Task requirements
Your task is to copy every line of the entries that contains "短线震荡".

Information provided

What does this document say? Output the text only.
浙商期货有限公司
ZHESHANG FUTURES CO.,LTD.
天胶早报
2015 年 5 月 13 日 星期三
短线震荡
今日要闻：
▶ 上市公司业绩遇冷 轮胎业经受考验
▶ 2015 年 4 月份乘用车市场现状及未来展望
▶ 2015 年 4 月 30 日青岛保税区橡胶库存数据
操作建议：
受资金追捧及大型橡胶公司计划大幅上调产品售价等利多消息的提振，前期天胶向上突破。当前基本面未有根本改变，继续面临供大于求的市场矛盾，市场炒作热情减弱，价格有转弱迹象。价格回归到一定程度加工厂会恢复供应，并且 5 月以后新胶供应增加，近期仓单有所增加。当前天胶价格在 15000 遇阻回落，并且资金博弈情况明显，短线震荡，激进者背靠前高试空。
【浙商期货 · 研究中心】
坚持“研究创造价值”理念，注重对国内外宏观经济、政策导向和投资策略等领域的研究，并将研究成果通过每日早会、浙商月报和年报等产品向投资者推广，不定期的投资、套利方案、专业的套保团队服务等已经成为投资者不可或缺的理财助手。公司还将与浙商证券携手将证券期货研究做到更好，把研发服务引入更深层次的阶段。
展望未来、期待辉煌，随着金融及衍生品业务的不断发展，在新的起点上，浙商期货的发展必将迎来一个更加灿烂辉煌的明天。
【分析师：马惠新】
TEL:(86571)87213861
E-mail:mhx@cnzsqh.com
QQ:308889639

Finished task
短线震荡
受资金追捧及大型橡胶公司计划大幅上调产品售价等利多消息的提振，前期天胶向上突破。当前基本面未有根本改变，继续面临供大于求的市场矛盾，市场炒作热情减弱，价格有转弱迹象。价格回归到一定程度加工厂会恢复供应，并且 5 月以后新胶供应增加，近期仓单有所增加。当前天胶价格在 15000 遇阻回落，并且资金博弈情况明显，短线震荡，激进者背靠前高试空。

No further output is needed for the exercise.